━━━━━ MATERIAL FOR THE TASK ━━━━━
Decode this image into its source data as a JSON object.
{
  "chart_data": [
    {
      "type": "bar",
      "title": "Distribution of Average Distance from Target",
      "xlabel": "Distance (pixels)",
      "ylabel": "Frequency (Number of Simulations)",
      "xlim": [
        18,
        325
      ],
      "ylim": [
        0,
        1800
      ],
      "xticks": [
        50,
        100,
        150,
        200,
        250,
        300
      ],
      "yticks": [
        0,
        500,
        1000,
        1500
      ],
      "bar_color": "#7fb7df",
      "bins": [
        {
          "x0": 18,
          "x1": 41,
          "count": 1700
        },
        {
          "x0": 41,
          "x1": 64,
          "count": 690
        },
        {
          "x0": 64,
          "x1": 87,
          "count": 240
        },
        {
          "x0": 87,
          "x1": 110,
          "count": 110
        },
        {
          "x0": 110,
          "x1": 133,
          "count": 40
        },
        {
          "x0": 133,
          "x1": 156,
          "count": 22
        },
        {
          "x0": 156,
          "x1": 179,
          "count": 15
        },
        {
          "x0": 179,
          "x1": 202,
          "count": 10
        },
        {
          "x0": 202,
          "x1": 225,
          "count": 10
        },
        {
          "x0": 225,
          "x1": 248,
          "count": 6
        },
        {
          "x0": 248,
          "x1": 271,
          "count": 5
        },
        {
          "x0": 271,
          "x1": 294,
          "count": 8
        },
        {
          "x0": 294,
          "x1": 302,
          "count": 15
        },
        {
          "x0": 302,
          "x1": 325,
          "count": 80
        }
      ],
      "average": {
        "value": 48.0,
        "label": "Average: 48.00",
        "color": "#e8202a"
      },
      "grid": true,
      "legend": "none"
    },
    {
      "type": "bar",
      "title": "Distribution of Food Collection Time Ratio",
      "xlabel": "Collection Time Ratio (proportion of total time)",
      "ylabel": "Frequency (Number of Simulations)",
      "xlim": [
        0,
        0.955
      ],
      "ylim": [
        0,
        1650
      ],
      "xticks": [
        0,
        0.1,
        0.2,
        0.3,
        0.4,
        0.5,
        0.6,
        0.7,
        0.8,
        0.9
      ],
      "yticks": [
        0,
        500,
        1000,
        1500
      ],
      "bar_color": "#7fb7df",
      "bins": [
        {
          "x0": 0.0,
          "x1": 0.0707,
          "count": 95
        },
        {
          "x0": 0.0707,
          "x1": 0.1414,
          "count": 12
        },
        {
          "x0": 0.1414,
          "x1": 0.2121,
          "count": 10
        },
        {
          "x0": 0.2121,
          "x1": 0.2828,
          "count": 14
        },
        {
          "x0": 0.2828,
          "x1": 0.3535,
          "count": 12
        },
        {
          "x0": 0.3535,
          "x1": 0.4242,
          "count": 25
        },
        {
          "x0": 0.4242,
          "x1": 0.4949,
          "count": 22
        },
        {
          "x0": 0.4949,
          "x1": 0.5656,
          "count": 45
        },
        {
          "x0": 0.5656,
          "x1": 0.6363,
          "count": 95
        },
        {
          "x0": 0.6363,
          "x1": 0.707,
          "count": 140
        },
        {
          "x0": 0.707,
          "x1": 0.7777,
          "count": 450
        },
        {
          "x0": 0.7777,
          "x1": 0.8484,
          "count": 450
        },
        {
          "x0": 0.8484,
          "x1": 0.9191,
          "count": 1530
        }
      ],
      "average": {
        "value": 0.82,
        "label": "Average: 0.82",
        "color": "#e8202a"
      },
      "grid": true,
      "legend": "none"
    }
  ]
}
━━━━━
TO BE DONE -
Only the number is wanted: how many lines in the entries above contain the string "Ratio"?

RESULT FOR THIS EXERCISE -
2